Work item - Find all lines in the records that include the word "Bestätigung", and copy them out.
------------------------
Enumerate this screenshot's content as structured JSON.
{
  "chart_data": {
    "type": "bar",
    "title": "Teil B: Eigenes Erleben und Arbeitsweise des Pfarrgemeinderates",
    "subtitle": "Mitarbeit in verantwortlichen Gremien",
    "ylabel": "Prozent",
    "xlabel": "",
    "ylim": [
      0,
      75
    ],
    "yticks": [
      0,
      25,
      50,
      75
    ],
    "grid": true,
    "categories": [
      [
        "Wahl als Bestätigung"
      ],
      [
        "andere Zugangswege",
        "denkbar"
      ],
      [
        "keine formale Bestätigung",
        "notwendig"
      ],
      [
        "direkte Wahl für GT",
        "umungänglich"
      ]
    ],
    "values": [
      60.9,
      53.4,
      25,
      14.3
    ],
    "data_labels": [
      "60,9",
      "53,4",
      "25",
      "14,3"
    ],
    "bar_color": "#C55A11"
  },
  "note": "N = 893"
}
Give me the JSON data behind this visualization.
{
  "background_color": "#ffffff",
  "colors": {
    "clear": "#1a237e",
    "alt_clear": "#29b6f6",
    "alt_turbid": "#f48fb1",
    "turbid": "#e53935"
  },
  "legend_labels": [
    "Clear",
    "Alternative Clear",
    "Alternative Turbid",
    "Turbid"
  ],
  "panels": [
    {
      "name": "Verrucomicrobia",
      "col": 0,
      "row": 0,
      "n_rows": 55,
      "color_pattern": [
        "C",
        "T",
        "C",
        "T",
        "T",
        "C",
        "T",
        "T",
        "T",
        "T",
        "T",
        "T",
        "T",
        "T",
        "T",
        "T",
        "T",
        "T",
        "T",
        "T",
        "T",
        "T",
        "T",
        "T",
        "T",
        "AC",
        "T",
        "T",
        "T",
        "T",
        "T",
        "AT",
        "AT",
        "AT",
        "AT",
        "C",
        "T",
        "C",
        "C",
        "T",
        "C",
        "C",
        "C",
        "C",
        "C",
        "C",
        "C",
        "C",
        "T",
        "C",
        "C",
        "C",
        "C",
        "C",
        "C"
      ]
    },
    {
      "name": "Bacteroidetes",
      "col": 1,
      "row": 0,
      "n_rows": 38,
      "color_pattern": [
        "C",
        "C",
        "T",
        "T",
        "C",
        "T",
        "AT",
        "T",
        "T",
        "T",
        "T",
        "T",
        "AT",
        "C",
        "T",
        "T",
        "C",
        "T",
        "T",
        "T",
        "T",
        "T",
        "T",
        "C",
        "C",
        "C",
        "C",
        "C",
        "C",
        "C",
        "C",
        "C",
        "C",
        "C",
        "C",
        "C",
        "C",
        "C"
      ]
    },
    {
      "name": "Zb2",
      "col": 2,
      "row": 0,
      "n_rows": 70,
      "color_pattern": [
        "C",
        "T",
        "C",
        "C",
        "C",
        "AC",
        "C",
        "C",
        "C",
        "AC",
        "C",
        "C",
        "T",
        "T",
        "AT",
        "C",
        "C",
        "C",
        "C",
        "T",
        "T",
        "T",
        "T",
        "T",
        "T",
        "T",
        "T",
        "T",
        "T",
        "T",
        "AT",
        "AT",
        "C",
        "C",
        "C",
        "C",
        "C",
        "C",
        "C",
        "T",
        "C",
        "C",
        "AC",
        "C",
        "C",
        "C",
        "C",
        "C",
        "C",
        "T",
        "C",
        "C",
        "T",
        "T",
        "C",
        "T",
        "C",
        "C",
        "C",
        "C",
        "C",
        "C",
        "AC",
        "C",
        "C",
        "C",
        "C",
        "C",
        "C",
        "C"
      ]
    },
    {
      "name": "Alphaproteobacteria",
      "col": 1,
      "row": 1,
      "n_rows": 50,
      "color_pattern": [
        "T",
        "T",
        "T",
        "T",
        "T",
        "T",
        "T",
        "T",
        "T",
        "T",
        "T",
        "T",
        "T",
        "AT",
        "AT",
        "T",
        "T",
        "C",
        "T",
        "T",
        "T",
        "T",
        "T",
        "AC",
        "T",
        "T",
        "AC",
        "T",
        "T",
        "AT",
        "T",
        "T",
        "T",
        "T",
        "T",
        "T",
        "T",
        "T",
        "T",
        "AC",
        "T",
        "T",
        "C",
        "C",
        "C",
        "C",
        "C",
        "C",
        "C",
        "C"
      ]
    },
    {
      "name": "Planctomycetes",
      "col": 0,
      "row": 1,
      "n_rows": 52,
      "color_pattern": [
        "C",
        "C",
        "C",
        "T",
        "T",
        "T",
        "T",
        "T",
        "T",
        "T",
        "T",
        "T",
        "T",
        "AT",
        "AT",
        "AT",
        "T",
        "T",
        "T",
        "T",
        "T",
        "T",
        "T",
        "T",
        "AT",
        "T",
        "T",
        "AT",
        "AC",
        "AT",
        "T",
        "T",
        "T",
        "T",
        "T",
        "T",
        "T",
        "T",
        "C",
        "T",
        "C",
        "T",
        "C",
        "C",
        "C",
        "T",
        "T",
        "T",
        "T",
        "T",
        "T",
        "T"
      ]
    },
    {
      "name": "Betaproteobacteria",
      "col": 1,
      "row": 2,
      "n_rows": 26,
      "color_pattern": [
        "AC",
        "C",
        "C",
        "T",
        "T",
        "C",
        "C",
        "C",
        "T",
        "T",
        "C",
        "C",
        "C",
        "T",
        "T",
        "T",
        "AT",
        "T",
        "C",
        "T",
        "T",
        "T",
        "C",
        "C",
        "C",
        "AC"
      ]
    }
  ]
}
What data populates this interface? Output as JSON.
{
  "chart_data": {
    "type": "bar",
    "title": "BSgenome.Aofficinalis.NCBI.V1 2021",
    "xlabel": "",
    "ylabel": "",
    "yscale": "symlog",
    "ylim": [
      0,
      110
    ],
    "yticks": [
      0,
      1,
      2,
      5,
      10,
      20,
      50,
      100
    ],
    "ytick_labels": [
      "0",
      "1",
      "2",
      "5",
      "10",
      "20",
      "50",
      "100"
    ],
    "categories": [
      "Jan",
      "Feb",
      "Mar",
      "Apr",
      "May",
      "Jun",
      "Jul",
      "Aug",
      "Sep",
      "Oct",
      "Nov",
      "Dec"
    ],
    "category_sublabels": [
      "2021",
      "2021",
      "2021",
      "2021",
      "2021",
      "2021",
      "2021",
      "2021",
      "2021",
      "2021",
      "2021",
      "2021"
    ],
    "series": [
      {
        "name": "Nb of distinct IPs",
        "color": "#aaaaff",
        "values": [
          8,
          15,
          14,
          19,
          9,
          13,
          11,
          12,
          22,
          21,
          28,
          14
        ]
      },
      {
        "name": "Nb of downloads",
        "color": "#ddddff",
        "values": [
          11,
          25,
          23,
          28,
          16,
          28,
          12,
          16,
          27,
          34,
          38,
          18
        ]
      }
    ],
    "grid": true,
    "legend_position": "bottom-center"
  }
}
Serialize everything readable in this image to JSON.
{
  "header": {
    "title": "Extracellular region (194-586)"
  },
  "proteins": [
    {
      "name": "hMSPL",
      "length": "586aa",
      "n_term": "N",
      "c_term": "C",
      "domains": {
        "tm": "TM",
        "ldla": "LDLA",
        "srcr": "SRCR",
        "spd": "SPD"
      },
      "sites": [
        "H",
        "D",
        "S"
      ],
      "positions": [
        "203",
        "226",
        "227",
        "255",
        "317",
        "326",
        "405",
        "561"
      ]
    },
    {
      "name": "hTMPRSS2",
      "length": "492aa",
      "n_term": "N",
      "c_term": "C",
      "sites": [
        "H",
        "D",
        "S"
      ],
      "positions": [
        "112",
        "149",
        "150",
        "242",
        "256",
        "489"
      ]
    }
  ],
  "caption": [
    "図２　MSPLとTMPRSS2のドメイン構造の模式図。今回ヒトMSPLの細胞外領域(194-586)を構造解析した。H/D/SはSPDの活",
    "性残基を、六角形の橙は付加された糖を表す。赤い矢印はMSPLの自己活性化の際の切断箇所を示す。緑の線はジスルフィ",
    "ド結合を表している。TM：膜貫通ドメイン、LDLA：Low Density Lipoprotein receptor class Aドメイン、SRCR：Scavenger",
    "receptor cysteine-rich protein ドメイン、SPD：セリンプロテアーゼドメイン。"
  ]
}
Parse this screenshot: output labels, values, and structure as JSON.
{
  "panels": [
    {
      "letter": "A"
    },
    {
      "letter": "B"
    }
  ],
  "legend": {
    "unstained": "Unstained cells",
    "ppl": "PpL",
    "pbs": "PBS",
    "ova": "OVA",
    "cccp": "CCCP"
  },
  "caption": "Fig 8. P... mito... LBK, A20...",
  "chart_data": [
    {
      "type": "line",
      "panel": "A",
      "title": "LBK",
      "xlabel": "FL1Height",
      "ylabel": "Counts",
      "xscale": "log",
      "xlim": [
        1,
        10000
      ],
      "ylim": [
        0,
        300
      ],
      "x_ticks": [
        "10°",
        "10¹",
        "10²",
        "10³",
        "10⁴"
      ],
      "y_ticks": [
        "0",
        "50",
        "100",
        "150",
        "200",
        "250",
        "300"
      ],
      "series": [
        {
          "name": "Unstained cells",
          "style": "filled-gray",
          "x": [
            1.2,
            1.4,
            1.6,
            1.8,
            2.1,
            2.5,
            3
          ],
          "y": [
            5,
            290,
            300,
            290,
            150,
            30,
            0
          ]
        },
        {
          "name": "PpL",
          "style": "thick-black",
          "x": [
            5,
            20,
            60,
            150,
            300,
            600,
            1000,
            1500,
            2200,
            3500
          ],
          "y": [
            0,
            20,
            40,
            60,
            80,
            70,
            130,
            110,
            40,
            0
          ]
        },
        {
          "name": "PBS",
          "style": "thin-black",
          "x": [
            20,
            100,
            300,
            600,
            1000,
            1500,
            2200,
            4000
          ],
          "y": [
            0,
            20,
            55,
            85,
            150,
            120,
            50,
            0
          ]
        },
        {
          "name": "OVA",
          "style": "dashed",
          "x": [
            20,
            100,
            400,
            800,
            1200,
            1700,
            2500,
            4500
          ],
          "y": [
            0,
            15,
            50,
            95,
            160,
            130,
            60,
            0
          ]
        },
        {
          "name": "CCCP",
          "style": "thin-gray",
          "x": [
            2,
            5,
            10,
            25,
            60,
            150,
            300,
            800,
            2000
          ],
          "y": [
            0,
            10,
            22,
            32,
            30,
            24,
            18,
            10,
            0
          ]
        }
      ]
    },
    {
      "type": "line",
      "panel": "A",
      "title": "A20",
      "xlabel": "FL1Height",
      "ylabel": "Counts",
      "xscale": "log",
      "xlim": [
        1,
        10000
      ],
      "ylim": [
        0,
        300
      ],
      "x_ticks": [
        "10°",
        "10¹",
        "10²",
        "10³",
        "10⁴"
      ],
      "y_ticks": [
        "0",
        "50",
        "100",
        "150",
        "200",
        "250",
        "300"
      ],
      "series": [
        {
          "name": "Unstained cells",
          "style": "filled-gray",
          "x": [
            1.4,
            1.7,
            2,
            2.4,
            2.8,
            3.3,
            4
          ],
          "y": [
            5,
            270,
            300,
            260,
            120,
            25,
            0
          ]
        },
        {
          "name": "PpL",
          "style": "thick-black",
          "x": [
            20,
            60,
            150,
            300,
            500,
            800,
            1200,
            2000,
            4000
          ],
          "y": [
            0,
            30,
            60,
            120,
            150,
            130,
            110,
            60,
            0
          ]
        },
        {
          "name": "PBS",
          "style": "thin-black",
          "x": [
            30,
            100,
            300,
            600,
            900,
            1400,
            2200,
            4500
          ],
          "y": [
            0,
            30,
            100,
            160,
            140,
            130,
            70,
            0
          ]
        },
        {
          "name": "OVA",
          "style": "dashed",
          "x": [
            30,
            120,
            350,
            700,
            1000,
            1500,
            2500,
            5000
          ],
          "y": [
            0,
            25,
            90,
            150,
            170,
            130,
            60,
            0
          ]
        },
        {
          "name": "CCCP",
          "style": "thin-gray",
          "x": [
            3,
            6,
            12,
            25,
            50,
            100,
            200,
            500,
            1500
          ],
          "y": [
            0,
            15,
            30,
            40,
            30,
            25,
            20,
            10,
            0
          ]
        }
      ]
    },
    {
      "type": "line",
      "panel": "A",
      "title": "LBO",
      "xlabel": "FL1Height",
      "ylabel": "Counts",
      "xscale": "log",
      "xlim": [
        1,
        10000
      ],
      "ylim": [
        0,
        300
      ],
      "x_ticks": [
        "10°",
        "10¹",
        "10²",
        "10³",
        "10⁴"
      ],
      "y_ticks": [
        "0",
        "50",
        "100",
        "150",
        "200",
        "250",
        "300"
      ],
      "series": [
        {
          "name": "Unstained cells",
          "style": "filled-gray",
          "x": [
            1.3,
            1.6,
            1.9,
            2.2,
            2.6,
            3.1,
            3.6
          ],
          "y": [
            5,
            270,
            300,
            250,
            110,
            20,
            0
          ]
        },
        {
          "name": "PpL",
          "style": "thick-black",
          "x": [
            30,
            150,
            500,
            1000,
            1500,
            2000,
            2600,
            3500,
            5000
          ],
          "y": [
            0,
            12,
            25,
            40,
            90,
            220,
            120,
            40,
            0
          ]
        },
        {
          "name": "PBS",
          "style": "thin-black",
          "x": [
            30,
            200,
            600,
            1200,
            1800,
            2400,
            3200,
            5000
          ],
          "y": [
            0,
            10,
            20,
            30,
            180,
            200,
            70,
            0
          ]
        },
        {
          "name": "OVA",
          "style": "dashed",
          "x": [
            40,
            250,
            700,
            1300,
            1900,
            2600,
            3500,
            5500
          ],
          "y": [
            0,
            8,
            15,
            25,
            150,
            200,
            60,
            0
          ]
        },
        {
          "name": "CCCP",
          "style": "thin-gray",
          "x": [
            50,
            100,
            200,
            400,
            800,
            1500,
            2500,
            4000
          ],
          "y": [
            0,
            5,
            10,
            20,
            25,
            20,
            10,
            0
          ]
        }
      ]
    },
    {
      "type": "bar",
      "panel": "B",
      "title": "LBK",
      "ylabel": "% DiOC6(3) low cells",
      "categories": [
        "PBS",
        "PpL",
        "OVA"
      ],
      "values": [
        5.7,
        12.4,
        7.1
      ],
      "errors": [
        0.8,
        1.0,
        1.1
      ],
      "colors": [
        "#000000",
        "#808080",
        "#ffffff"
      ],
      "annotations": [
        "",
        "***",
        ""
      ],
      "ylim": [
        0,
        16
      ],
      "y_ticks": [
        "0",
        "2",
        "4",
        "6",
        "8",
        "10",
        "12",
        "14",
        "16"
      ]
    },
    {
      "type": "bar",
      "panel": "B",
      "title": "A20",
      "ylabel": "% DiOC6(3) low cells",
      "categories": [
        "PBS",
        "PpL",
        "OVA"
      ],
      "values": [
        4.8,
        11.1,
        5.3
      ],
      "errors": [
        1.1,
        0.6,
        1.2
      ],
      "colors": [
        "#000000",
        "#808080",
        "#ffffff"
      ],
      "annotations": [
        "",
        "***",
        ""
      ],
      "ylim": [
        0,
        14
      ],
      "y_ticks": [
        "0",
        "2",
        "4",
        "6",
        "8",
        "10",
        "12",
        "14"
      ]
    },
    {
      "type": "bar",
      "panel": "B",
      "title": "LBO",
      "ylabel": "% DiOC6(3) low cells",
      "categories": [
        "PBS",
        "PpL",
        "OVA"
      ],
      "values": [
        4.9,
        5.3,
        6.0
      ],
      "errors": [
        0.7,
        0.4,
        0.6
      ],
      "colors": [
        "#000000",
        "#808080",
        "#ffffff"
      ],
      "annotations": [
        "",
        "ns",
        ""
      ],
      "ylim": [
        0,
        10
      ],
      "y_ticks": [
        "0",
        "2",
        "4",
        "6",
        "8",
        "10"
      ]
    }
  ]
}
------------------------
Response to this exercise -
        "Wahl als Bestätigung"
        "keine formale Bestätigung",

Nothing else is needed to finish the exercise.